_Your instructions_. Turn every line of the listing below into a JSON list of strings, one string per line, skipping blank lines. Leave out the picture lines.

(Raw listing)
***

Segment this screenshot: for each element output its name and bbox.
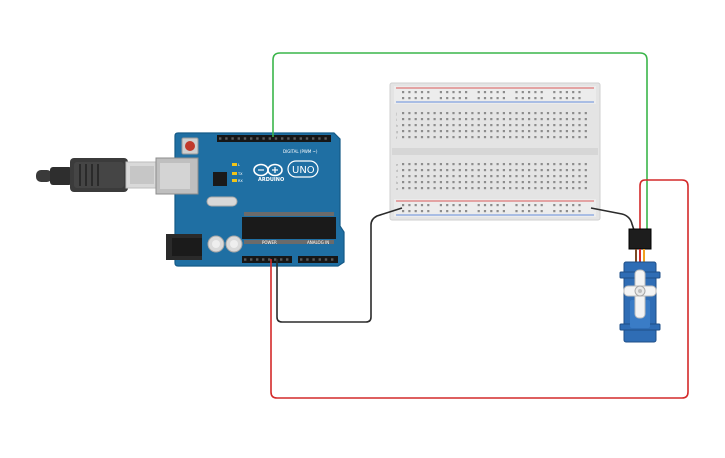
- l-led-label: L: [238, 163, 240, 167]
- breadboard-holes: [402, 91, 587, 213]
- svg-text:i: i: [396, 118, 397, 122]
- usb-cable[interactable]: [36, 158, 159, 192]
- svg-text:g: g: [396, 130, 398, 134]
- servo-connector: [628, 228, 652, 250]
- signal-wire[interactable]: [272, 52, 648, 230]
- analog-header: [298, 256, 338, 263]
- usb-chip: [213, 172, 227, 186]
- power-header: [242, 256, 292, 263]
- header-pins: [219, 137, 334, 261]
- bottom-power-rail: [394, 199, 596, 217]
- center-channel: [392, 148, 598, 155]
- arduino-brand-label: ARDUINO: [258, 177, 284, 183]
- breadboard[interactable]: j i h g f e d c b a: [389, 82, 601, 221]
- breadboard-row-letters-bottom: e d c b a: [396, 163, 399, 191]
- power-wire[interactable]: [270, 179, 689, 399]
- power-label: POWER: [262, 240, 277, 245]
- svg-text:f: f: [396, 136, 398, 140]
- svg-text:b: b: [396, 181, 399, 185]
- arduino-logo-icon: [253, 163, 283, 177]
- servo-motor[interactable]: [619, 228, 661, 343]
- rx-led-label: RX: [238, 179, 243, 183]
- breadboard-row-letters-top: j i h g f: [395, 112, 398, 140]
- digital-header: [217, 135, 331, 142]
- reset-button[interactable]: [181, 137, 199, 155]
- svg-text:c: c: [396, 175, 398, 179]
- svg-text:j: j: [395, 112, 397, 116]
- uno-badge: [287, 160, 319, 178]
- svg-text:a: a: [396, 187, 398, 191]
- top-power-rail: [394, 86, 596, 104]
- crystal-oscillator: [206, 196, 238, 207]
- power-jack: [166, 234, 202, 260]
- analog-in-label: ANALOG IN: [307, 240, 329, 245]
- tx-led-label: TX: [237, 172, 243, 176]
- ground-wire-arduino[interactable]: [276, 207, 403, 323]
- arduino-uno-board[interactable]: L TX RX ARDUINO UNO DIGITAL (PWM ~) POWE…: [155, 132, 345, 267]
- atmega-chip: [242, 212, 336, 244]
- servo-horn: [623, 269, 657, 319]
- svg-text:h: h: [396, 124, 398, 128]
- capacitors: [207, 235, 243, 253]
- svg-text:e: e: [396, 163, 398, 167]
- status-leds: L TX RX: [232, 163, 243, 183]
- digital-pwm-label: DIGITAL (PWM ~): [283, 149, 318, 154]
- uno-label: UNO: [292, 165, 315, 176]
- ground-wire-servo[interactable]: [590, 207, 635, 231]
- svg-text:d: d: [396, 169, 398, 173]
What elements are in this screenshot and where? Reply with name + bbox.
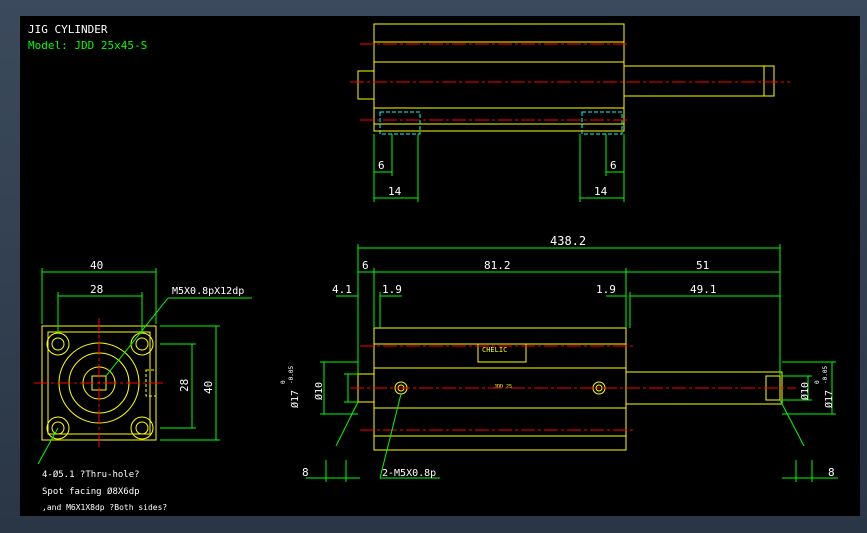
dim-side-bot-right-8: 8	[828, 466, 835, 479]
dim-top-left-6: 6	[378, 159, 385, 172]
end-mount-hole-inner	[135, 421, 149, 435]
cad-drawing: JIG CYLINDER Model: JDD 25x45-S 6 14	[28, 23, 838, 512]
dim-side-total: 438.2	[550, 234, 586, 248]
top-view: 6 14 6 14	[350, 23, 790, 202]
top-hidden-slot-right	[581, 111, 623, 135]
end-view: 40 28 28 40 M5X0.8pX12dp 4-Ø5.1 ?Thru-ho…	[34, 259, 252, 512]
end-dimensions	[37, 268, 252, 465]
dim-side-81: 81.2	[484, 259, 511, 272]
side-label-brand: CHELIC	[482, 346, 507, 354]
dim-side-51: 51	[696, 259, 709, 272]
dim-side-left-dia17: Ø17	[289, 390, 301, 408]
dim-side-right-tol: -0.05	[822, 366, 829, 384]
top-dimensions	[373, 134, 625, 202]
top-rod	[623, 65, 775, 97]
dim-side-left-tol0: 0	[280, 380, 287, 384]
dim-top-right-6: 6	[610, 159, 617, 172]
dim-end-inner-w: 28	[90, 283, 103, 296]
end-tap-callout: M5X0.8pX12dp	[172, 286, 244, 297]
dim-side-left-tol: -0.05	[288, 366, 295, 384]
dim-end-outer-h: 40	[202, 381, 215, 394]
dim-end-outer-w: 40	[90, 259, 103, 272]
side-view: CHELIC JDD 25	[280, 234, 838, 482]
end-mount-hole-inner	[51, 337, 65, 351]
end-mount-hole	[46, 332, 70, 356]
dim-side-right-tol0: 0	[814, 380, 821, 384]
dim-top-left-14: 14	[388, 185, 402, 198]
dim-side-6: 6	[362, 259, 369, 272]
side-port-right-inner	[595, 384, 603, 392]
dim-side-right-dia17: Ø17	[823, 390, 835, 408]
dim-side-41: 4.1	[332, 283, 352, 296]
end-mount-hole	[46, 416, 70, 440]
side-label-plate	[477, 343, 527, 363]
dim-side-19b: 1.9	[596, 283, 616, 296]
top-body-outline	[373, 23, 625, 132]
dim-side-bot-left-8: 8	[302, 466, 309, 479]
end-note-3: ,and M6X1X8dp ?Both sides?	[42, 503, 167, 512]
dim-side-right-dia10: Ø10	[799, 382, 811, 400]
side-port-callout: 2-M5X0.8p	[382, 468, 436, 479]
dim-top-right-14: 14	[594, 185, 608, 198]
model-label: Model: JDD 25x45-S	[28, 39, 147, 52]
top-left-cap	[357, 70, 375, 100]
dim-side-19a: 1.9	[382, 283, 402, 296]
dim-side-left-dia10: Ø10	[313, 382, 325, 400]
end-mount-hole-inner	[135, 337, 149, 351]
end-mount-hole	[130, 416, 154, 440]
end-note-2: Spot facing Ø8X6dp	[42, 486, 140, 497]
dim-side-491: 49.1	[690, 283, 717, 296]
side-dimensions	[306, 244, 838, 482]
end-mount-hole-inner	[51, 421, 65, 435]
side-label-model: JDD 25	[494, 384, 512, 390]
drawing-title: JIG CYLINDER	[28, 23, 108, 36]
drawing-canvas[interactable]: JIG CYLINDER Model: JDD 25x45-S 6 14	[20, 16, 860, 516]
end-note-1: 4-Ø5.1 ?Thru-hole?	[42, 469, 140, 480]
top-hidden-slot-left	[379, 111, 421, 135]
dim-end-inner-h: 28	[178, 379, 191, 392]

***

_Written reply_.
[
  "Segment this screenshot: for each element output its name and bbox.",
  "- l-led-label: L: [238, 163, 240, 167]",
  "- breadboard-holes: [402, 91, 587, 213]",
  "- svg-text:i: i: [396, 118, 397, 122]",
  "- usb-cable[interactable]: [36, 158, 159, 192]",
  "- svg-text:g: g: [396, 130, 398, 134]",
  "- servo-connector: [628, 228, 652, 250]",
  "- signal-wire[interactable]: [272, 52, 648, 230]",
  "- analog-header: [298, 256, 338, 263]",
  "- usb-chip: [213, 172, 227, 186]",
  "- power-header: [242, 256, 292, 263]",
  "- header-pins: [219, 137, 334, 261]",
  "- bottom-power-rail: [394, 199, 596, 217]",
  "- center-channel: [392, 148, 598, 155]",
  "- arduino-brand-label: ARDUINO: [258, 177, 284, 183]",
  "- breadboard[interactable]: j i h g f e d c b a: [389, 82, 601, 221]",
  "- breadboard-row-letters-bottom: e d c b a: [396, 163, 399, 191]",
  "- power-wire[interactable]: [270, 179, 689, 399]",
  "- power-label: POWER: [262, 240, 277, 245]",
  "- svg-text:f: f: [396, 136, 398, 140]",
  "- svg-text:b: b: [396, 181, 399, 185]",
  "- arduino-logo-icon: [253, 163, 283, 177]",
  "- servo-motor[interactable]: [619, 228, 661, 343]",
  "- rx-led-label: RX: [238, 179, 243, 183]",
  "- breadboard-row-letters-top: j i h g f: [395, 112, 398, 140]",
  "- digital-header: [217, 135, 331, 142]",
  "- reset-button[interactable]: [181, 137, 199, 155]",
  "- svg-text:c: c: [396, 175, 398, 179]",
  "- svg-text:j: j: [395, 112, 397, 116]",
  "- uno-badge: [287, 160, 319, 178]",
  "- svg-text:a: a: [396, 187, 398, 191]",
  "- top-power-rail: [394, 86, 596, 104]",
  "- crystal-oscillator: [206, 196, 238, 207]",
  "- power-jack: [166, 234, 202, 260]",
  "- analog-in-label: ANALOG IN: [307, 240, 329, 245]",
  "- tx-led-label: TX: [237, 172, 243, 176]",
  "- ground-wire-arduino[interactable]: [276, 207, 403, 323]",
  "- arduino-uno-board[interactable]: L TX RX ARDUINO UNO DIGITAL (PWM ~) POWE…: [155, 132, 345, 267]",
  "- atmega-chip: [242, 212, 336, 244]",
  "- servo-horn: [623, 269, 657, 319]",
  "- svg-text:h: h: [396, 124, 398, 128]",
  "- capacitors: [207, 235, 243, 253]",
  "- svg-text:e: e: [396, 163, 398, 167]",
  "- status-leds: L TX RX: [232, 163, 243, 183]",
  "- digital-pwm-label: DIGITAL (PWM ~): [283, 149, 318, 154]",
  "- uno-label: UNO: [292, 165, 315, 176]",
  "- ground-wire-servo[interactable]: [590, 207, 635, 231]",
  "- svg-text:d: d: [396, 169, 398, 173]",
  "What elements are in this screenshot and where? Reply with name + bbox.",
  "dim-side-bot-right-8: 8\t[828, 466, 835, 479]",
  "dim-top-left-6: 6\t[378, 159, 385, 172]",
  "end-mount-hole-inner\t[135, 421, 149, 435]",
  "cad-drawing: JIG CYLINDER Model: JDD 25x45-S 6 14\t[28, 23, 838, 512]",
  "dim-side-total: 438.2\t[550, 234, 586, 248]",
  "top-view: 6 14 6 14\t[350, 23, 790, 202]",
  "top-hidden-slot-right\t[581, 111, 623, 135]",
  "end-view: 40 28 28 40 M5X0.8pX12dp 4-Ø5.1 ?Thru-ho…\t[34, 259, 252, 512]",
  "end-dimensions\t[37, 268, 252, 465]",
  "dim-side-81: 81.2\t[484, 259, 511, 272]",
  "side-label-brand: CHELIC\t[482, 346, 507, 354]",
  "dim-side-51: 51\t[696, 259, 709, 272]",
  "dim-side-left-dia17: Ø17\t[289, 390, 301, 408]",
  "dim-side-right-tol: -0.05\t[822, 366, 829, 384]",
  "top-dimensions\t[373, 134, 625, 202]",
  "top-rod\t[623, 65, 775, 97]",
  "dim-side-left-tol0: 0\t[280, 380, 287, 384]",
  "dim-top-right-6: 6\t[610, 159, 617, 172]",
  "dim-end-inner-w: 28\t[90, 283, 103, 296]",
  "end-tap-callout: M5X0.8pX12dp\t[172, 286, 244, 297]",
  "dim-side-left-tol: -0.05\t[288, 366, 295, 384]",
  "dim-end-outer-h: 40\t[202, 381, 215, 394]",
  "dim-end-outer-w: 40\t[90, 259, 103, 272]",
  "side-view: CHELIC JDD 25\t[280, 234, 838, 482]",
  "end-mount-hole-inner\t[51, 337, 65, 351]",
  "end-mount-hole\t[46, 332, 70, 356]",
  "dim-side-right-tol0: 0\t[814, 380, 821, 384]",
  "dim-top-left-14: 14\t[388, 185, 402, 198]",
  "dim-side-6: 6\t[362, 259, 369, 272]",
  "side-port-right-inner\t[595, 384, 603, 392]",
  "dim-side-right-dia17: Ø17\t[823, 390, 835, 408]",
  "dim-side-41: 4.1\t[332, 283, 352, 296]",
  "end-mount-hole\t[46, 416, 70, 440]",
  "side-label-plate\t[477, 343, 527, 363]",
  "dim-side-19b: 1.9\t[596, 283, 616, 296]",
  "top-body-outline\t[373, 23, 625, 132]",
  "dim-side-bot-left-8: 8\t[302, 466, 309, 479]",
  "end-note-3: ,and M6X1X8dp ?Both sides?\t[42, 503, 167, 512]",
  "dim-side-right-dia10: Ø10\t[799, 382, 811, 400]",
  "side-port-callout: 2-M5X0.8p\t[382, 468, 436, 479]",
  "dim-top-right-14: 14\t[594, 185, 608, 198]",
  "model-label: Model: JDD 25x45-S\t[28, 39, 147, 52]",
  "top-left-cap\t[357, 70, 375, 100]",
  "dim-side-19a: 1.9\t[382, 283, 402, 296]",
  "dim-side-left-dia10: Ø10\t[313, 382, 325, 400]",
  "end-mount-hole-inner\t[135, 337, 149, 351]",
  "end-mount-hole\t[130, 416, 154, 440]",
  "end-note-2: Spot facing Ø8X6dp\t[42, 486, 140, 497]",
  "dim-side-491: 49.1\t[690, 283, 717, 296]",
  "side-dimensions\t[306, 244, 838, 482]",
  "end-mount-hole-inner\t[51, 421, 65, 435]",
  "side-label-model: JDD 25\t[494, 384, 512, 390]",
  "drawing-title: JIG CYLINDER\t[28, 23, 108, 36]",
  "drawing-canvas[interactable]: JIG CYLINDER Model: JDD 25x45-S 6 14\t[20, 16, 860, 516]",
  "end-note-1: 4-Ø5.1 ?Thru-hole?\t[42, 469, 140, 480]",
  "top-hidden-slot-left\t[379, 111, 421, 135]",
  "dim-end-inner-h: 28\t[178, 379, 191, 392]"
]